_Data extract_
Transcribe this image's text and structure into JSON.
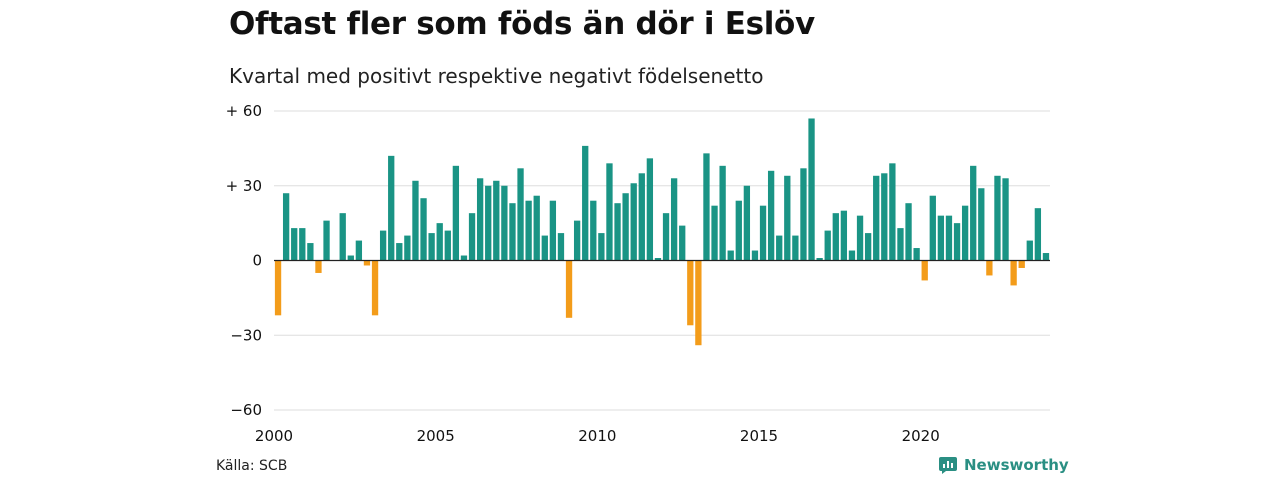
{
  "header": {
    "title": "Oftast fler som föds än dör i Eslöv",
    "subtitle": "Kvartal med positivt respektive negativt födelsenetto"
  },
  "footer": {
    "source": "Källa: SCB",
    "brand": "Newsworthy",
    "brand_icon": "newsworthy-logo-icon",
    "brand_color": "#2a8f83"
  },
  "chart_data": {
    "type": "bar",
    "x_unit": "quarter",
    "x_start": "2000 Q1",
    "x_ticks": [
      2000,
      2005,
      2010,
      2015,
      2020
    ],
    "y_ticks": [
      60,
      30,
      0,
      -30,
      -60
    ],
    "y_tick_labels": [
      "+ 60",
      "+ 30",
      "0",
      "−30",
      "−60"
    ],
    "ylim": [
      -60,
      60
    ],
    "grid": true,
    "colors": {
      "positive": "#1a9485",
      "negative": "#f39c1a"
    },
    "values": [
      -22,
      27,
      13,
      13,
      7,
      -5,
      16,
      0,
      19,
      2,
      8,
      -2,
      -22,
      12,
      42,
      7,
      10,
      32,
      25,
      11,
      15,
      12,
      38,
      2,
      19,
      33,
      30,
      32,
      30,
      23,
      37,
      24,
      26,
      10,
      24,
      11,
      -23,
      16,
      46,
      24,
      11,
      39,
      23,
      27,
      31,
      35,
      41,
      1,
      19,
      33,
      14,
      -26,
      -34,
      43,
      22,
      38,
      4,
      24,
      30,
      4,
      22,
      36,
      10,
      34,
      10,
      37,
      57,
      1,
      12,
      19,
      20,
      4,
      18,
      11,
      34,
      35,
      39,
      13,
      23,
      5,
      -8,
      26,
      18,
      18,
      15,
      22,
      38,
      29,
      -6,
      34,
      33,
      -10,
      -3,
      8,
      21,
      3
    ]
  }
}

_What to produce_
Exact duplication of all the records is required; pictures are omitted from the copy.

_Exercise solution_
Transcribe this image's text and structure into JSON.
{
  "header": {
    "title": "Oftast fler som föds än dör i Eslöv",
    "subtitle": "Kvartal med positivt respektive negativt födelsenetto"
  },
  "footer": {
    "source": "Källa: SCB",
    "brand": "Newsworthy",
    "brand_icon": "newsworthy-logo-icon",
    "brand_color": "#2a8f83"
  },
  "chart_data": {
    "type": "bar",
    "x_unit": "quarter",
    "x_start": "2000 Q1",
    "x_ticks": [
      2000,
      2005,
      2010,
      2015,
      2020
    ],
    "y_ticks": [
      60,
      30,
      0,
      -30,
      -60
    ],
    "y_tick_labels": [
      "+ 60",
      "+ 30",
      "0",
      "−30",
      "−60"
    ],
    "ylim": [
      -60,
      60
    ],
    "grid": true,
    "colors": {
      "positive": "#1a9485",
      "negative": "#f39c1a"
    },
    "values": [
      -22,
      27,
      13,
      13,
      7,
      -5,
      16,
      0,
      19,
      2,
      8,
      -2,
      -22,
      12,
      42,
      7,
      10,
      32,
      25,
      11,
      15,
      12,
      38,
      2,
      19,
      33,
      30,
      32,
      30,
      23,
      37,
      24,
      26,
      10,
      24,
      11,
      -23,
      16,
      46,
      24,
      11,
      39,
      23,
      27,
      31,
      35,
      41,
      1,
      19,
      33,
      14,
      -26,
      -34,
      43,
      22,
      38,
      4,
      24,
      30,
      4,
      22,
      36,
      10,
      34,
      10,
      37,
      57,
      1,
      12,
      19,
      20,
      4,
      18,
      11,
      34,
      35,
      39,
      13,
      23,
      5,
      -8,
      26,
      18,
      18,
      15,
      22,
      38,
      29,
      -6,
      34,
      33,
      -10,
      -3,
      8,
      21,
      3
    ]
  }
}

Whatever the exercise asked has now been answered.